WHAT NEEDS TO BE DONE | How many lines of these entries hold the string "国之大者"? Answer with the number alone.
§
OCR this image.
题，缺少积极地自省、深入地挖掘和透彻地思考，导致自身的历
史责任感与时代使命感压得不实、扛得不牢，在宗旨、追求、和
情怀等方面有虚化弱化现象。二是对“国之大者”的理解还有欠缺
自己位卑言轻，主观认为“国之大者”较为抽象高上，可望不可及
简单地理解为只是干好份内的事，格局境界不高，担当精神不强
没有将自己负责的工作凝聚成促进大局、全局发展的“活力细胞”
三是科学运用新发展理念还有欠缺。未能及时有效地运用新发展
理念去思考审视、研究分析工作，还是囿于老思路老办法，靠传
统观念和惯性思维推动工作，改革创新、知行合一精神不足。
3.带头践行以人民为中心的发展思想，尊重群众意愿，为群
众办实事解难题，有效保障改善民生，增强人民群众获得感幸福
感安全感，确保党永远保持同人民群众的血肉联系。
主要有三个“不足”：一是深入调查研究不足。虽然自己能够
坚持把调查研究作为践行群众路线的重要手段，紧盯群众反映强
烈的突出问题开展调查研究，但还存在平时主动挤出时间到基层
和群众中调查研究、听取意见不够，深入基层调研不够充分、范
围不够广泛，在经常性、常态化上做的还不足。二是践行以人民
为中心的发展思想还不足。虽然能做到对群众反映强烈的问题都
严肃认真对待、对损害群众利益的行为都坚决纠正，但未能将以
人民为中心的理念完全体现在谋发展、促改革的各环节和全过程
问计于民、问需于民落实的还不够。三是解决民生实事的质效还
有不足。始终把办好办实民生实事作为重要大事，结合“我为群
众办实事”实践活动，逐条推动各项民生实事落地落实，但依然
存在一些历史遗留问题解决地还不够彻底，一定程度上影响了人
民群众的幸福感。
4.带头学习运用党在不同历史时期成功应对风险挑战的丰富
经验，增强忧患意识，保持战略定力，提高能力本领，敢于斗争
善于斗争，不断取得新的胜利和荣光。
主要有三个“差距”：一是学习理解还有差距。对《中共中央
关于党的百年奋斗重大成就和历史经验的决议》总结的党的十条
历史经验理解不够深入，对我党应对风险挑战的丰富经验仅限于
§
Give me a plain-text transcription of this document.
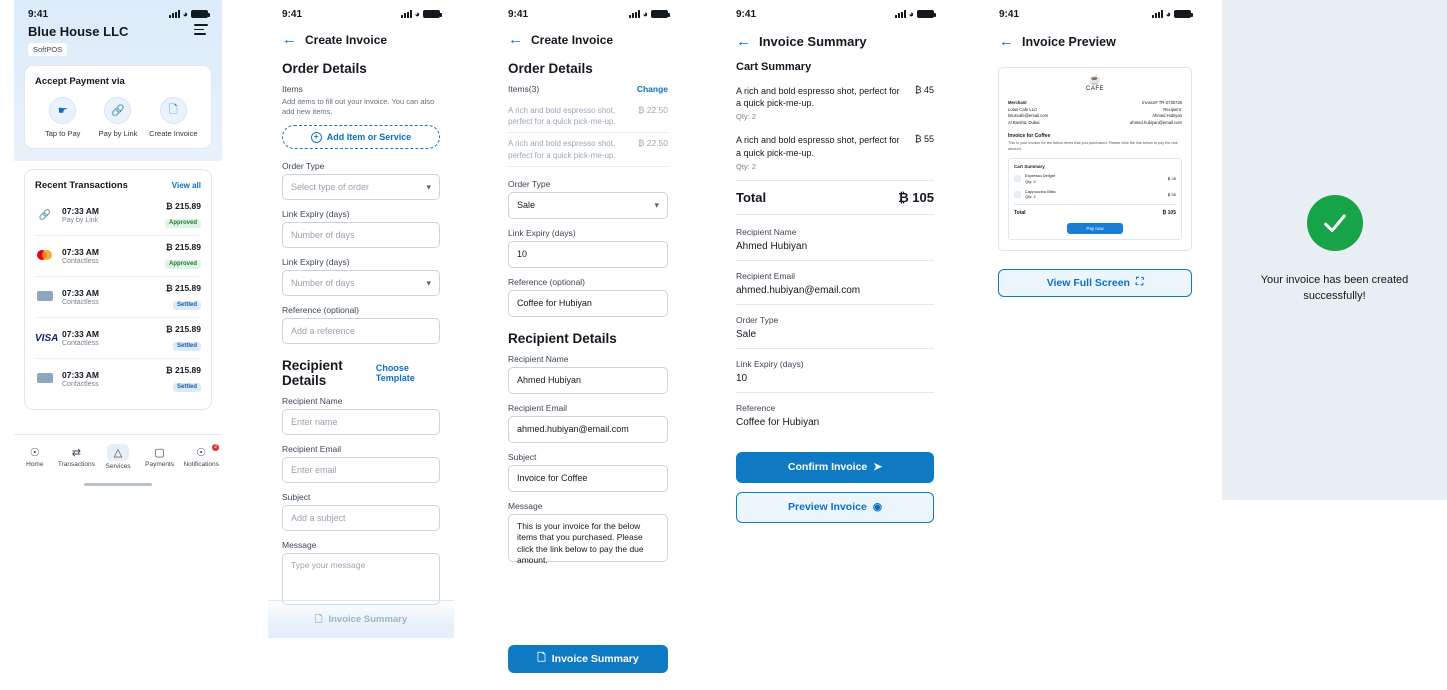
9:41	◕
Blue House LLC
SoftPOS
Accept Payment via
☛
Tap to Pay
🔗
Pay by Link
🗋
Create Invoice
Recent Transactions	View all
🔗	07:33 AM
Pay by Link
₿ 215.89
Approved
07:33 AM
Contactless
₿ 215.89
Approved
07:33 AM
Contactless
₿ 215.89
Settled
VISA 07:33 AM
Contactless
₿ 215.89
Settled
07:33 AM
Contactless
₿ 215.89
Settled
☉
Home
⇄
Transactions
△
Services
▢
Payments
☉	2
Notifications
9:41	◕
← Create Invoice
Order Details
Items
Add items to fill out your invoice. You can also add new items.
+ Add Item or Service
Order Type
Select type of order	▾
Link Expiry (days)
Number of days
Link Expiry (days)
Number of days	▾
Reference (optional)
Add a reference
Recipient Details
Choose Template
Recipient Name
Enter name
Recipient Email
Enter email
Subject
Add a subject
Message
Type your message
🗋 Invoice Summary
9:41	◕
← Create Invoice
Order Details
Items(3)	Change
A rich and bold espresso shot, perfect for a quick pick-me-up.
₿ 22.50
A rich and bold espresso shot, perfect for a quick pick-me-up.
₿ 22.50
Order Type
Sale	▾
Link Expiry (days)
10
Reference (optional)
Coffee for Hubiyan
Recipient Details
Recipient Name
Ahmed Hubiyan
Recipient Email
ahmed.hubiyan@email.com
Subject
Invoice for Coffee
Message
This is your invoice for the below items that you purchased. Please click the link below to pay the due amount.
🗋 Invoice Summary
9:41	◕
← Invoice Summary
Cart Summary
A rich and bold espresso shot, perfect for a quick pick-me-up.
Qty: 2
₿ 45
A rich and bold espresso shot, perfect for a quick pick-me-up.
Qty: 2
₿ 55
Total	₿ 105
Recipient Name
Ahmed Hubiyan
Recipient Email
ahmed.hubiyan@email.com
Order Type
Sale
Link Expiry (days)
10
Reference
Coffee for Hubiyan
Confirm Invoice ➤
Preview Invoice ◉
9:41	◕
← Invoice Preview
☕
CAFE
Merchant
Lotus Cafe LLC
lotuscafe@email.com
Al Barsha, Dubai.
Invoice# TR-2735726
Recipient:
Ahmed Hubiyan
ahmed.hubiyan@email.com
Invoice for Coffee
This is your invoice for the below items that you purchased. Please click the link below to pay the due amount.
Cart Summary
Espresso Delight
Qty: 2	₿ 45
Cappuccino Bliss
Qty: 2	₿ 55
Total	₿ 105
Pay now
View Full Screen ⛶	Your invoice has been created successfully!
§
SOLUTION FOR THIS EXERCISE | 2